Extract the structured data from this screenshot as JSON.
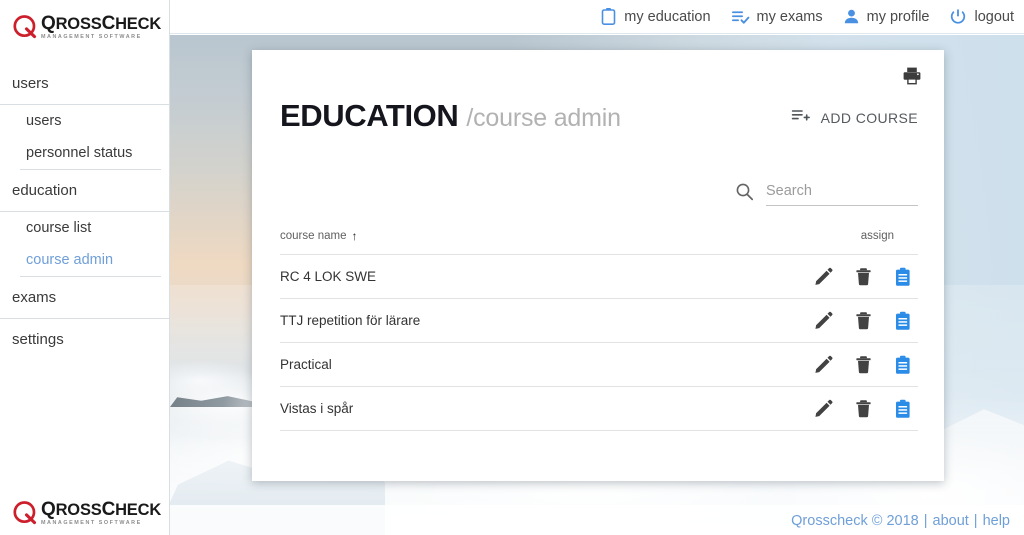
{
  "brand": {
    "name_q": "Q",
    "name_rest_1": "ROSS",
    "name_c": "C",
    "name_rest_2": "HECK",
    "tagline": "MANAGEMENT SOFTWARE",
    "logo_red": "#cc1f2b"
  },
  "topnav": {
    "items": [
      {
        "label": "my education",
        "icon": "clipboard-icon"
      },
      {
        "label": "my exams",
        "icon": "list-check-icon"
      },
      {
        "label": "my profile",
        "icon": "person-icon"
      },
      {
        "label": "logout",
        "icon": "power-icon"
      }
    ],
    "icon_color": "#4a90e2"
  },
  "sidebar": {
    "groups": [
      {
        "top": "users",
        "subs": [
          {
            "label": "users",
            "active": false
          },
          {
            "label": "personnel status",
            "active": false
          }
        ]
      },
      {
        "top": "education",
        "subs": [
          {
            "label": "course list",
            "active": false
          },
          {
            "label": "course admin",
            "active": true
          }
        ]
      }
    ],
    "plain_items": [
      {
        "label": "exams"
      },
      {
        "label": "settings"
      }
    ],
    "active_color": "#6f9fd8"
  },
  "card": {
    "title_strong": "EDUCATION",
    "title_light": "/course admin",
    "print_icon": "print-icon",
    "add_course": {
      "label": "ADD COURSE",
      "icon": "list-plus-icon"
    }
  },
  "search": {
    "icon": "search-icon",
    "placeholder": "Search",
    "value": ""
  },
  "table": {
    "columns": {
      "name": "course name",
      "sort_indicator": "↑",
      "assign": "assign"
    },
    "row_icons": {
      "edit": "pencil-icon",
      "delete": "trash-icon",
      "assign": "clipboard-assign-icon"
    },
    "icon_colors": {
      "edit": "#424242",
      "delete": "#424242",
      "assign": "#2b8ce8"
    },
    "rows": [
      {
        "name": "RC 4 LOK SWE"
      },
      {
        "name": "TTJ repetition för lärare"
      },
      {
        "name": "Practical"
      },
      {
        "name": "Vistas i spår"
      }
    ]
  },
  "footer": {
    "copyright": "Qrosscheck © 2018",
    "sep1": "|",
    "about": "about",
    "sep2": "|",
    "help": "help",
    "color": "#6f9fd8"
  }
}
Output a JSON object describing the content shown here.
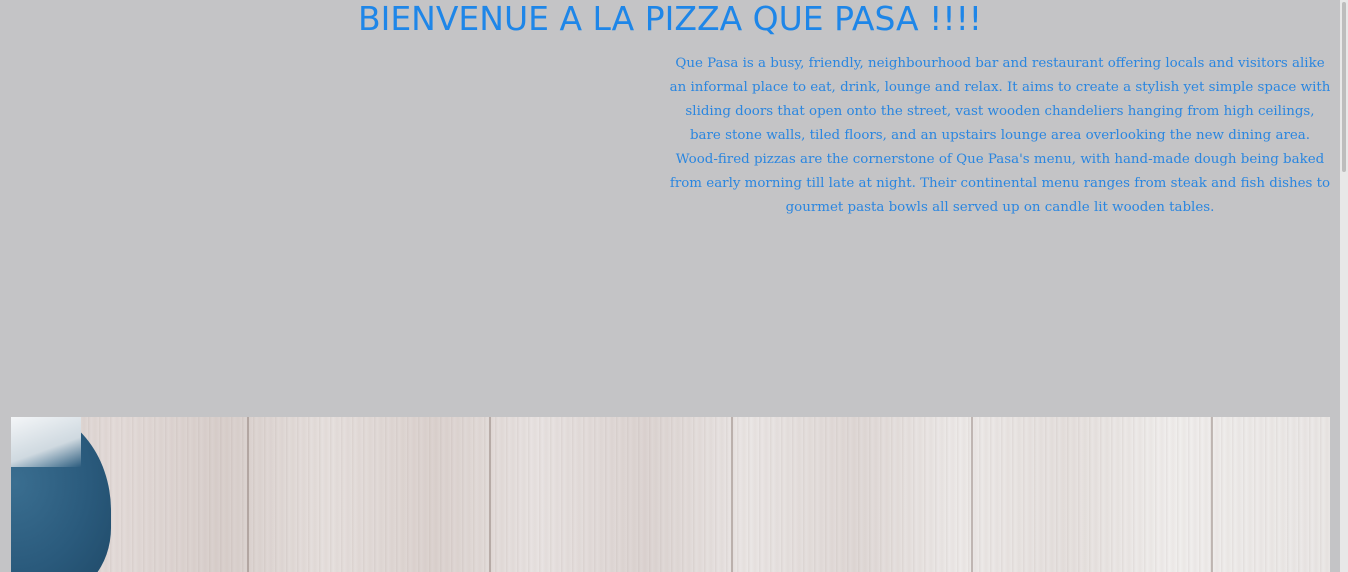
{
  "header": {
    "title": "BIENVENUE A LA PIZZA QUE PASA !!!!"
  },
  "intro": {
    "text": "Que Pasa is a busy, friendly, neighbourhood bar and restaurant offering locals and visitors alike an informal place to eat, drink, lounge and relax. It aims to create a stylish yet simple space with sliding doors that open onto the street, vast wooden chandeliers hanging from high ceilings, bare stone walls, tiled floors, and an upstairs lounge area overlooking the new dining area. Wood-fired pizzas are the cornerstone of Que Pasa's menu, with hand-made dough being baked from early morning till late at night. Their continental menu ranges from steak and fish dishes to gourmet pasta bowls all served up on candle lit wooden tables."
  },
  "colors": {
    "background": "#c4c4c6",
    "accent_text": "#1e86e8"
  }
}
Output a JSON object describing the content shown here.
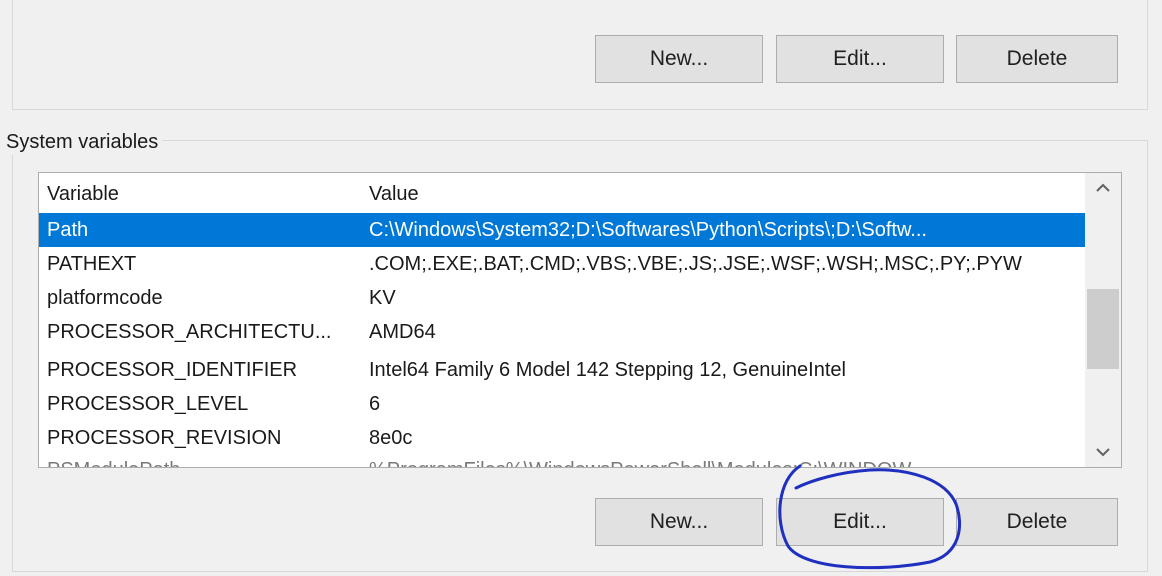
{
  "user_buttons": {
    "new": "New...",
    "edit": "Edit...",
    "delete": "Delete"
  },
  "system_variables": {
    "group_label": "System variables",
    "columns": {
      "variable": "Variable",
      "value": "Value"
    },
    "rows": [
      {
        "variable": "Path",
        "value": "C:\\Windows\\System32;D:\\Softwares\\Python\\Scripts\\;D:\\Softw..."
      },
      {
        "variable": "PATHEXT",
        "value": ".COM;.EXE;.BAT;.CMD;.VBS;.VBE;.JS;.JSE;.WSF;.WSH;.MSC;.PY;.PYW"
      },
      {
        "variable": "platformcode",
        "value": "KV"
      },
      {
        "variable": "PROCESSOR_ARCHITECTU...",
        "value": "AMD64"
      },
      {
        "variable": "PROCESSOR_IDENTIFIER",
        "value": "Intel64 Family 6 Model 142 Stepping 12, GenuineIntel"
      },
      {
        "variable": "PROCESSOR_LEVEL",
        "value": "6"
      },
      {
        "variable": "PROCESSOR_REVISION",
        "value": "8e0c"
      },
      {
        "variable": "PSModulePath",
        "value": "%ProgramFiles%\\WindowsPowerShell\\Modules;C:\\WINDOW..."
      }
    ],
    "selected_row": 0,
    "buttons": {
      "new": "New...",
      "edit": "Edit...",
      "delete": "Delete"
    },
    "scroll_up_icon": "chevron-up-icon",
    "scroll_down_icon": "chevron-down-icon"
  },
  "colors": {
    "selection": "#0078d7",
    "annotation": "#1f2fbf"
  }
}
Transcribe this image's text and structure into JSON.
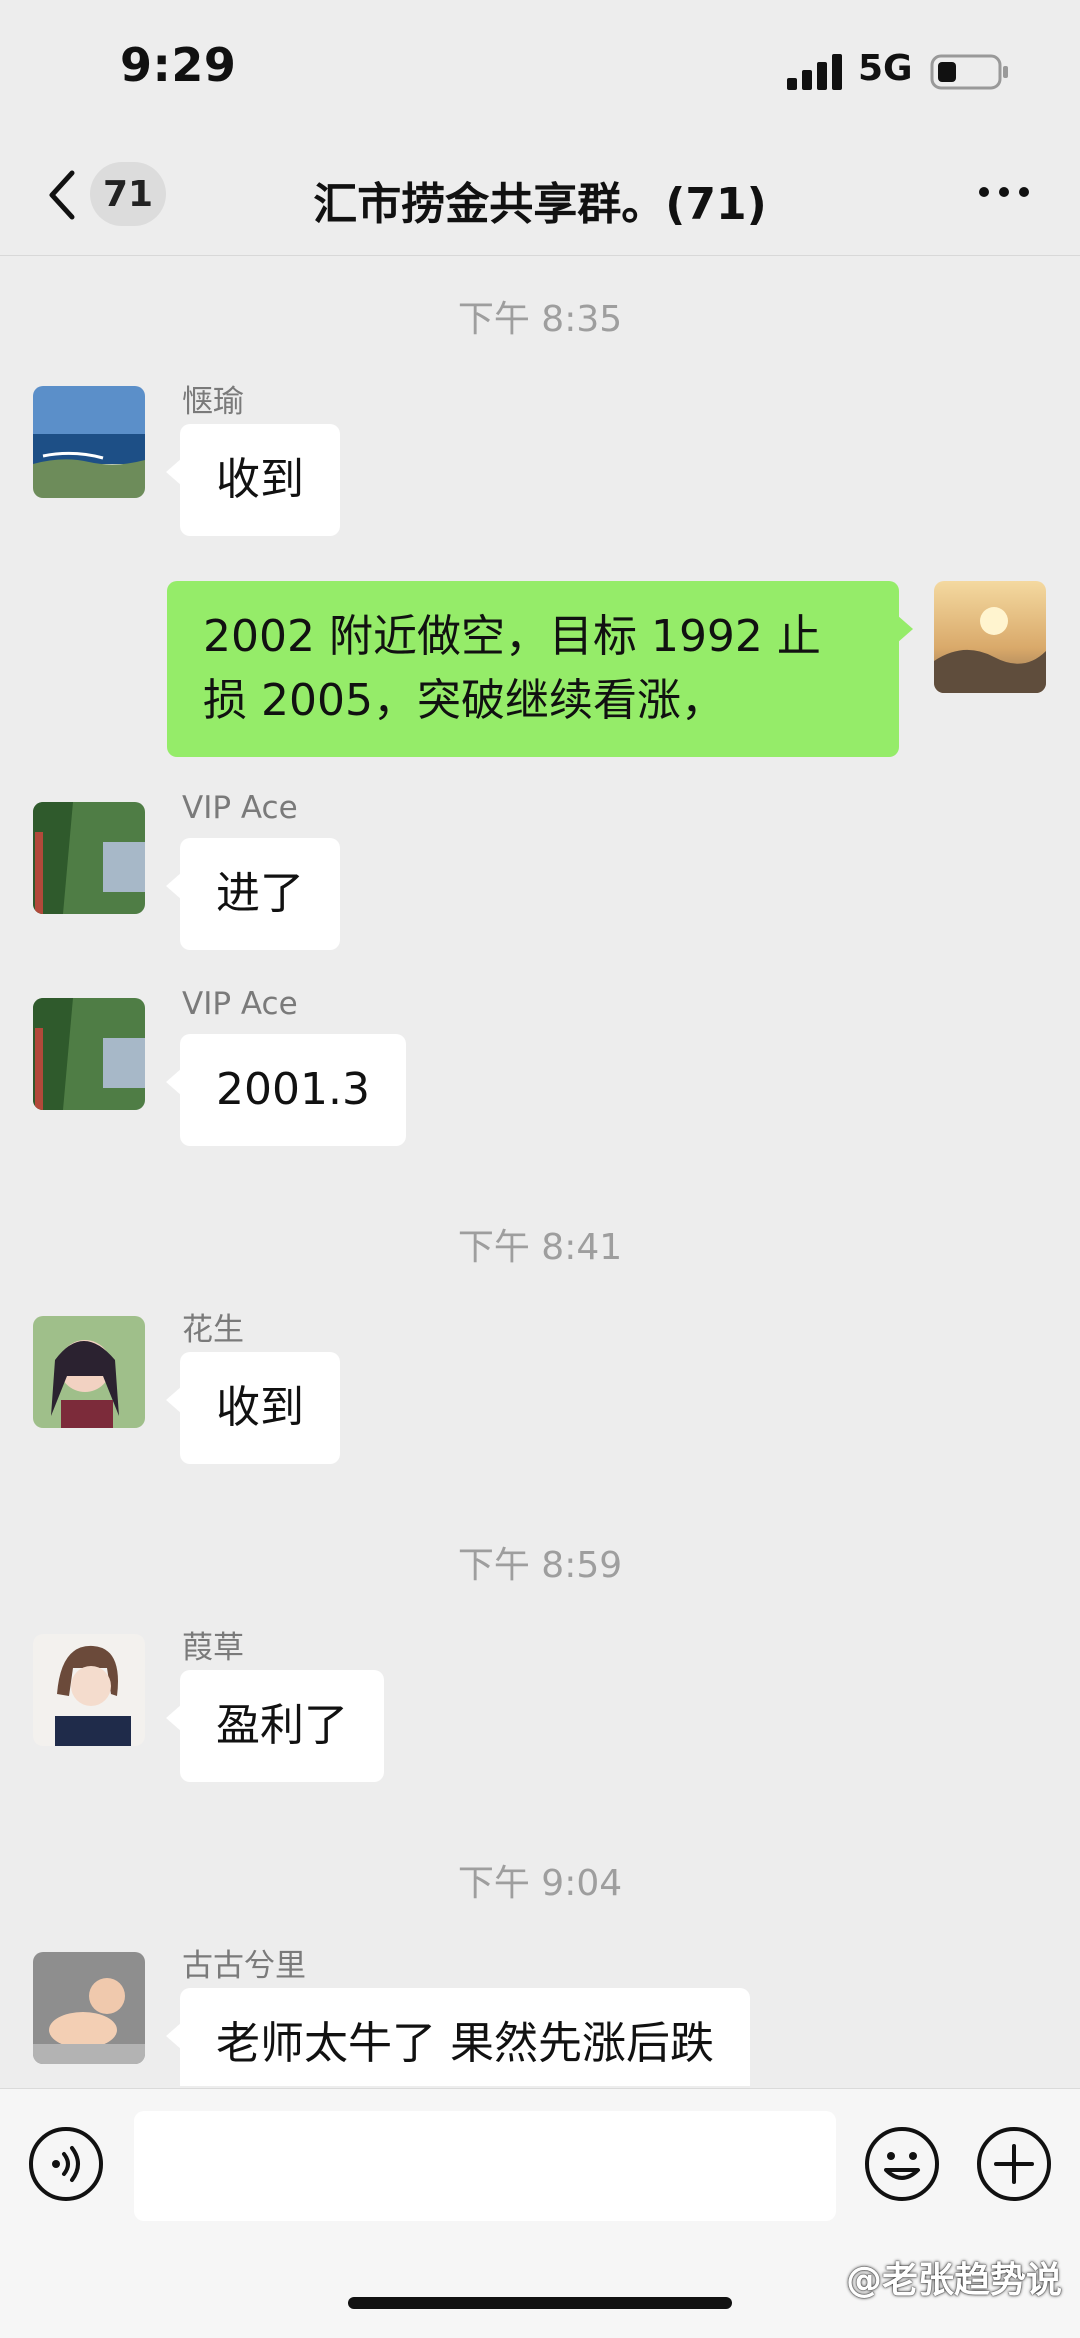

- **WHAT IS NEEDED**: Without the pictures, write out every entry precisely as it appears.

- **RESULT FOR THIS TASK**:
Extract the structured data from this screenshot as JSON.
{
  "brand": {
    "name_q": "Q",
    "name_rest_1": "ROSS",
    "name_c": "C",
    "name_rest_2": "HECK",
    "tagline": "MANAGEMENT SOFTWARE",
    "logo_red": "#cc1f2b"
  },
  "topnav": {
    "items": [
      {
        "label": "my education",
        "icon": "clipboard-icon"
      },
      {
        "label": "my exams",
        "icon": "list-check-icon"
      },
      {
        "label": "my profile",
        "icon": "person-icon"
      },
      {
        "label": "logout",
        "icon": "power-icon"
      }
    ],
    "icon_color": "#4a90e2"
  },
  "sidebar": {
    "groups": [
      {
        "top": "users",
        "subs": [
          {
            "label": "users",
            "active": false
          },
          {
            "label": "personnel status",
            "active": false
          }
        ]
      },
      {
        "top": "education",
        "subs": [
          {
            "label": "course list",
            "active": false
          },
          {
            "label": "course admin",
            "active": true
          }
        ]
      }
    ],
    "plain_items": [
      {
        "label": "exams"
      },
      {
        "label": "settings"
      }
    ],
    "active_color": "#6f9fd8"
  },
  "card": {
    "title_strong": "EDUCATION",
    "title_light": "/course admin",
    "print_icon": "print-icon",
    "add_course": {
      "label": "ADD COURSE",
      "icon": "list-plus-icon"
    }
  },
  "search": {
    "icon": "search-icon",
    "placeholder": "Search",
    "value": ""
  },
  "table": {
    "columns": {
      "name": "course name",
      "sort_indicator": "↑",
      "assign": "assign"
    },
    "row_icons": {
      "edit": "pencil-icon",
      "delete": "trash-icon",
      "assign": "clipboard-assign-icon"
    },
    "icon_colors": {
      "edit": "#424242",
      "delete": "#424242",
      "assign": "#2b8ce8"
    },
    "rows": [
      {
        "name": "RC 4 LOK SWE"
      },
      {
        "name": "TTJ repetition för lärare"
      },
      {
        "name": "Practical"
      },
      {
        "name": "Vistas i spår"
      }
    ]
  },
  "footer": {
    "copyright": "Qrosscheck © 2018",
    "sep1": "|",
    "about": "about",
    "sep2": "|",
    "help": "help",
    "color": "#6f9fd8"
  }
}
Output a JSON object describing the content shown here.
{
  "header": {
    "title": "BIENVENUE A LA PIZZA QUE PASA !!!!"
  },
  "intro": {
    "text": "Que Pasa is a busy, friendly, neighbourhood bar and restaurant offering locals and visitors alike an informal place to eat, drink, lounge and relax. It aims to create a stylish yet simple space with sliding doors that open onto the street, vast wooden chandeliers hanging from high ceilings, bare stone walls, tiled floors, and an upstairs lounge area overlooking the new dining area. Wood-fired pizzas are the cornerstone of Que Pasa's menu, with hand-made dough being baked from early morning till late at night. Their continental menu ranges from steak and fish dishes to gourmet pasta bowls all served up on candle lit wooden tables."
  },
  "colors": {
    "background": "#c4c4c6",
    "accent_text": "#1e86e8"
  }
}
Output a JSON object describing the content shown here.
{
  "user_buttons": {
    "new": "New...",
    "edit": "Edit...",
    "delete": "Delete"
  },
  "system_variables": {
    "group_label": "System variables",
    "columns": {
      "variable": "Variable",
      "value": "Value"
    },
    "rows": [
      {
        "variable": "Path",
        "value": "C:\\Windows\\System32;D:\\Softwares\\Python\\Scripts\\;D:\\Softw..."
      },
      {
        "variable": "PATHEXT",
        "value": ".COM;.EXE;.BAT;.CMD;.VBS;.VBE;.JS;.JSE;.WSF;.WSH;.MSC;.PY;.PYW"
      },
      {
        "variable": "platformcode",
        "value": "KV"
      },
      {
        "variable": "PROCESSOR_ARCHITECTU...",
        "value": "AMD64"
      },
      {
        "variable": "PROCESSOR_IDENTIFIER",
        "value": "Intel64 Family 6 Model 142 Stepping 12, GenuineIntel"
      },
      {
        "variable": "PROCESSOR_LEVEL",
        "value": "6"
      },
      {
        "variable": "PROCESSOR_REVISION",
        "value": "8e0c"
      },
      {
        "variable": "PSModulePath",
        "value": "%ProgramFiles%\\WindowsPowerShell\\Modules;C:\\WINDOW..."
      }
    ],
    "selected_row": 0,
    "buttons": {
      "new": "New...",
      "edit": "Edit...",
      "delete": "Delete"
    },
    "scroll_up_icon": "chevron-up-icon",
    "scroll_down_icon": "chevron-down-icon"
  },
  "colors": {
    "selection": "#0078d7",
    "annotation": "#1f2fbf"
  }
}
Transcribe this image's text and structure into JSON.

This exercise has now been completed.